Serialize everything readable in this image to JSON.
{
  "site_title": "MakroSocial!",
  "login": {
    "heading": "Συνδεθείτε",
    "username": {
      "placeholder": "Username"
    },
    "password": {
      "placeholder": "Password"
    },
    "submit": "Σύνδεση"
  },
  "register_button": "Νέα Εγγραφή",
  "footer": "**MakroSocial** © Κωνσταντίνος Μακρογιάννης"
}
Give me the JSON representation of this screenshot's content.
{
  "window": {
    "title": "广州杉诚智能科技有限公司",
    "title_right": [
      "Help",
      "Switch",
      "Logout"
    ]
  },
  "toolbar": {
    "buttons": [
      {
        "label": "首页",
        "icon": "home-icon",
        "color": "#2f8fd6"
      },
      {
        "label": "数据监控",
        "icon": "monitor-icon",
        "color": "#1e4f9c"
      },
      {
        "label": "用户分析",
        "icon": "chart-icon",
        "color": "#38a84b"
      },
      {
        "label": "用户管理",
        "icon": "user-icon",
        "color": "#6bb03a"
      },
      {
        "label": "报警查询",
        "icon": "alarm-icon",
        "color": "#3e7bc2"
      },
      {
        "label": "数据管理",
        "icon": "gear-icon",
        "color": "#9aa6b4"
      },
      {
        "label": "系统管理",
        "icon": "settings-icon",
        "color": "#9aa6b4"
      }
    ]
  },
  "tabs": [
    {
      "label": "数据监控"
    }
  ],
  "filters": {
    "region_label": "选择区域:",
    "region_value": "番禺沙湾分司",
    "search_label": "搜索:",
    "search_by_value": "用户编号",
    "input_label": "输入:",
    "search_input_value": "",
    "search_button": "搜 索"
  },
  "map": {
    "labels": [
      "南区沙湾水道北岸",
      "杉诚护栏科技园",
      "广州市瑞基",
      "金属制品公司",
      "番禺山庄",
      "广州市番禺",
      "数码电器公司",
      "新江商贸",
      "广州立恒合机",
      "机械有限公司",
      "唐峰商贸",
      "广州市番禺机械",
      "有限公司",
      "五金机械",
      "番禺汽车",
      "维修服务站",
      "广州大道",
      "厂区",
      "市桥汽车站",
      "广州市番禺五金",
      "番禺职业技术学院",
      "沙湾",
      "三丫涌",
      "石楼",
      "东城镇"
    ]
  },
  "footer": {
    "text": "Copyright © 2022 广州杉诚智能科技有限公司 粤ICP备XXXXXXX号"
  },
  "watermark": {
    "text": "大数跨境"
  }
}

☆ ☆ ☆ ☆

Exercise: Every line of the records above needs to be given again exactly.

Expected output:
Serialize everything readable in this image to JSON.
{
  "site_title": "MakroSocial!",
  "login": {
    "heading": "Συνδεθείτε",
    "username": {
      "placeholder": "Username"
    },
    "password": {
      "placeholder": "Password"
    },
    "submit": "Σύνδεση"
  },
  "register_button": "Νέα Εγγραφή",
  "footer": "**MakroSocial** © Κωνσταντίνος Μακρογιάννης"
}
Give me the JSON representation of this screenshot's content.
{
  "window": {
    "title": "广州杉诚智能科技有限公司",
    "title_right": [
      "Help",
      "Switch",
      "Logout"
    ]
  },
  "toolbar": {
    "buttons": [
      {
        "label": "首页",
        "icon": "home-icon",
        "color": "#2f8fd6"
      },
      {
        "label": "数据监控",
        "icon": "monitor-icon",
        "color": "#1e4f9c"
      },
      {
        "label": "用户分析",
        "icon": "chart-icon",
        "color": "#38a84b"
      },
      {
        "label": "用户管理",
        "icon": "user-icon",
        "color": "#6bb03a"
      },
      {
        "label": "报警查询",
        "icon": "alarm-icon",
        "color": "#3e7bc2"
      },
      {
        "label": "数据管理",
        "icon": "gear-icon",
        "color": "#9aa6b4"
      },
      {
        "label": "系统管理",
        "icon": "settings-icon",
        "color": "#9aa6b4"
      }
    ]
  },
  "tabs": [
    {
      "label": "数据监控"
    }
  ],
  "filters": {
    "region_label": "选择区域:",
    "region_value": "番禺沙湾分司",
    "search_label": "搜索:",
    "search_by_value": "用户编号",
    "input_label": "输入:",
    "search_input_value": "",
    "search_button": "搜 索"
  },
  "map": {
    "labels": [
      "南区沙湾水道北岸",
      "杉诚护栏科技园",
      "广州市瑞基",
      "金属制品公司",
      "番禺山庄",
      "广州市番禺",
      "数码电器公司",
      "新江商贸",
      "广州立恒合机",
      "机械有限公司",
      "唐峰商贸",
      "广州市番禺机械",
      "有限公司",
      "五金机械",
      "番禺汽车",
      "维修服务站",
      "广州大道",
      "厂区",
      "市桥汽车站",
      "广州市番禺五金",
      "番禺职业技术学院",
      "沙湾",
      "三丫涌",
      "石楼",
      "东城镇"
    ]
  },
  "footer": {
    "text": "Copyright © 2022 广州杉诚智能科技有限公司 粤ICP备XXXXXXX号"
  },
  "watermark": {
    "text": "大数跨境"
  }
}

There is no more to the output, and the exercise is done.